> _WHAT YOU SHOULD DO_: Wherever a line below holds the word "Adlet", copy that line.

(Extracted data entries)
________________
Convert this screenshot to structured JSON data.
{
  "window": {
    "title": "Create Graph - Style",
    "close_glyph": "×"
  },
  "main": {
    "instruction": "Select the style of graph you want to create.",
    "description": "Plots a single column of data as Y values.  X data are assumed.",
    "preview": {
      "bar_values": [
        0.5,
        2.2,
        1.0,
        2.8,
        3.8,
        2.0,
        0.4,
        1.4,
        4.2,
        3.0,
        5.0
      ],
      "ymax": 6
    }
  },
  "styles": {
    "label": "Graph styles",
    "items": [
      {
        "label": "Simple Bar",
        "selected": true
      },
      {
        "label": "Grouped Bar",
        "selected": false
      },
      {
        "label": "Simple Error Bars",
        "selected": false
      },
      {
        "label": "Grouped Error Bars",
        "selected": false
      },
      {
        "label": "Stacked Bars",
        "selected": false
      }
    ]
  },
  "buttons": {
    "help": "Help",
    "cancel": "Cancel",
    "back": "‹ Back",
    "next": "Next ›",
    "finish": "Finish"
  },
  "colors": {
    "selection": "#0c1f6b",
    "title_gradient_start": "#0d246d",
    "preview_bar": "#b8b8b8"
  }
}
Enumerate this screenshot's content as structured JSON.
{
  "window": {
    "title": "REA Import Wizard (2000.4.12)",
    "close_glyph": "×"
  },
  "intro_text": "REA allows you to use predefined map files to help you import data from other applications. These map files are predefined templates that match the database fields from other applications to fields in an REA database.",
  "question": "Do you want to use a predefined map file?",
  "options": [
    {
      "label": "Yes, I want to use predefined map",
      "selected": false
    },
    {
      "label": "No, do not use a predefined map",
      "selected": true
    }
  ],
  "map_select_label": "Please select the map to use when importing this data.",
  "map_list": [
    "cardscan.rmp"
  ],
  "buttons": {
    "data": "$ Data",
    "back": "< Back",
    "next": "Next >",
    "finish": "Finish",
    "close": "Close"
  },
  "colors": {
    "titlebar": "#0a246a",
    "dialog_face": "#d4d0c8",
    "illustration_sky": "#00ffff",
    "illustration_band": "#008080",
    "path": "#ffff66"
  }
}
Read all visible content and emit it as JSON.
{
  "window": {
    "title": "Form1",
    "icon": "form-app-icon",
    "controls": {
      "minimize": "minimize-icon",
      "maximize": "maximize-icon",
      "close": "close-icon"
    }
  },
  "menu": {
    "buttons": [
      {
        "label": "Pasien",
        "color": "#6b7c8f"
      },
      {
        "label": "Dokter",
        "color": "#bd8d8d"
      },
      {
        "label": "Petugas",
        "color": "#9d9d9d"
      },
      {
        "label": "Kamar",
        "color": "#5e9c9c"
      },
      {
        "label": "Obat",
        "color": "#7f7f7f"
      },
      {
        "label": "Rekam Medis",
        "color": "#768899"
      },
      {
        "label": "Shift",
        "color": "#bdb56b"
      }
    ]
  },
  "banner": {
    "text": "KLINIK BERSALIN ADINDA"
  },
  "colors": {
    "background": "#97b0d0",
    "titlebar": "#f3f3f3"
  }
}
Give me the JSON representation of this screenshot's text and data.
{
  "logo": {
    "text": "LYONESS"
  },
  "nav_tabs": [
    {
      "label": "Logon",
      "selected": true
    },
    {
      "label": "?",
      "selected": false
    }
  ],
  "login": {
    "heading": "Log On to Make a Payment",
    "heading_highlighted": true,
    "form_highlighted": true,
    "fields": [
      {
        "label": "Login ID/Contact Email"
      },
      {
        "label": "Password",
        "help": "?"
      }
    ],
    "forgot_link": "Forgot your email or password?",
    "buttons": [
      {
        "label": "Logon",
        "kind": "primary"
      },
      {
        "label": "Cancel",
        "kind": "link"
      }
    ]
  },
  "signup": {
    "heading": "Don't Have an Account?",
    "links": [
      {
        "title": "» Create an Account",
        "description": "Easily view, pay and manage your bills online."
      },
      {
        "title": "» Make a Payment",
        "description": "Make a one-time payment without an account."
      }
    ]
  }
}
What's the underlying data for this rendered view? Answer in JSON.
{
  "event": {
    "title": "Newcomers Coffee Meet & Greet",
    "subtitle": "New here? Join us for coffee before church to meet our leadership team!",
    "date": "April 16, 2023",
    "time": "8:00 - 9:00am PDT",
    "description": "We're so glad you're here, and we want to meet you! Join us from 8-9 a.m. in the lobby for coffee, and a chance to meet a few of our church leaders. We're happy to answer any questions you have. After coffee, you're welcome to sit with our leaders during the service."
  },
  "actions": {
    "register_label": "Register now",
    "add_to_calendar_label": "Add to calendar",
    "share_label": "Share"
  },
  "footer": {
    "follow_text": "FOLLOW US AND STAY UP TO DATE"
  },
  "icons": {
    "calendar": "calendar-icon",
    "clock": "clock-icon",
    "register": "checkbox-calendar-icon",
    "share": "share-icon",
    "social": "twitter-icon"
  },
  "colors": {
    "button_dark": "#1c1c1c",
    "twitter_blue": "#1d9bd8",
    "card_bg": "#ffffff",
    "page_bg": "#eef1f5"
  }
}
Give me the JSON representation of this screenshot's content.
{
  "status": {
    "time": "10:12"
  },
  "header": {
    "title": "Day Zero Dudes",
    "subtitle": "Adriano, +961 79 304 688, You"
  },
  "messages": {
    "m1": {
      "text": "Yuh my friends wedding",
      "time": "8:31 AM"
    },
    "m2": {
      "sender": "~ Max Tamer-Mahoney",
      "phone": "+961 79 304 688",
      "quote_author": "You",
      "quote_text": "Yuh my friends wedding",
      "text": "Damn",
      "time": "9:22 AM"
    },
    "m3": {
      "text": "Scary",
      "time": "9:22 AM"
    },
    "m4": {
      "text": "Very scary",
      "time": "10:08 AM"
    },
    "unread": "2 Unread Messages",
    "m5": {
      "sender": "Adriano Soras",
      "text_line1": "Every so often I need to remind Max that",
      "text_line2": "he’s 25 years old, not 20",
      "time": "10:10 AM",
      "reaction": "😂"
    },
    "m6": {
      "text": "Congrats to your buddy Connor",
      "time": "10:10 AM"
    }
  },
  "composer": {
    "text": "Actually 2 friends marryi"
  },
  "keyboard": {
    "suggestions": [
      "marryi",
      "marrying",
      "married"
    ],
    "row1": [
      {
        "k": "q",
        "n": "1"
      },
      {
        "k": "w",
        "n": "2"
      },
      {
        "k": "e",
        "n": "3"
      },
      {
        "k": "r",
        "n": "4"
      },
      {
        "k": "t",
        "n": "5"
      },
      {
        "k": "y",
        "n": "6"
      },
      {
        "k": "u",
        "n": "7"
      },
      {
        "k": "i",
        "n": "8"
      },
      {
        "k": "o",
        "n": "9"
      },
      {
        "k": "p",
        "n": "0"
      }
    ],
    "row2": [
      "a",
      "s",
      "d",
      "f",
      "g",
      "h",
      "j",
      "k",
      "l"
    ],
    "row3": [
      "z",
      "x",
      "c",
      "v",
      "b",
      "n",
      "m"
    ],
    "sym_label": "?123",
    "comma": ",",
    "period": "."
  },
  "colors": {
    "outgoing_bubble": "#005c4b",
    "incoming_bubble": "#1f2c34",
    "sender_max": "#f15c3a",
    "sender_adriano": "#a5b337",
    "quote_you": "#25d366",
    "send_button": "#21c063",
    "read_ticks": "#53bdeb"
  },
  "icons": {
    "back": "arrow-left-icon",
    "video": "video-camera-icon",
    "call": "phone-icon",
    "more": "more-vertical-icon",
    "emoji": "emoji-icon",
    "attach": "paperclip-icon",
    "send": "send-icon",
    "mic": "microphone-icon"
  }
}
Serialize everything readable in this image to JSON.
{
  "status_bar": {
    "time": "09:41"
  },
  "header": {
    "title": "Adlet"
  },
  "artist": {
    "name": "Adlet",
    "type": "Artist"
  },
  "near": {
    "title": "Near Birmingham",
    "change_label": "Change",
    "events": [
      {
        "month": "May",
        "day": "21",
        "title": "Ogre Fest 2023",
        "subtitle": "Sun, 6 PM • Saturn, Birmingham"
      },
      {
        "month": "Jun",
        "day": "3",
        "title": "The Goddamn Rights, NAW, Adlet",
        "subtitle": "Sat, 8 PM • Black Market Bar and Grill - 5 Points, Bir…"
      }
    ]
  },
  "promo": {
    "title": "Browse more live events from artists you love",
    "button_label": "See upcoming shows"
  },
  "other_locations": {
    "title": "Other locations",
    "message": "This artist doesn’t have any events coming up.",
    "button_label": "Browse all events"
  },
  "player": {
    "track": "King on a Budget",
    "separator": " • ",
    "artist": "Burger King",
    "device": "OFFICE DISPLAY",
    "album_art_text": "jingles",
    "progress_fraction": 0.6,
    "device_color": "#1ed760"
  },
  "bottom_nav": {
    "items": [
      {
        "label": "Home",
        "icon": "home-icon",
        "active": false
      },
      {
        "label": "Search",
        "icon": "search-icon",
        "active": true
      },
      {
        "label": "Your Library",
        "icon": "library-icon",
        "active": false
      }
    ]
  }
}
________________
> _THE RESPONSE_:
    "title": "Adlet"
    "name": "Adlet",
        "title": "The Goddamn Rights, NAW, Adlet",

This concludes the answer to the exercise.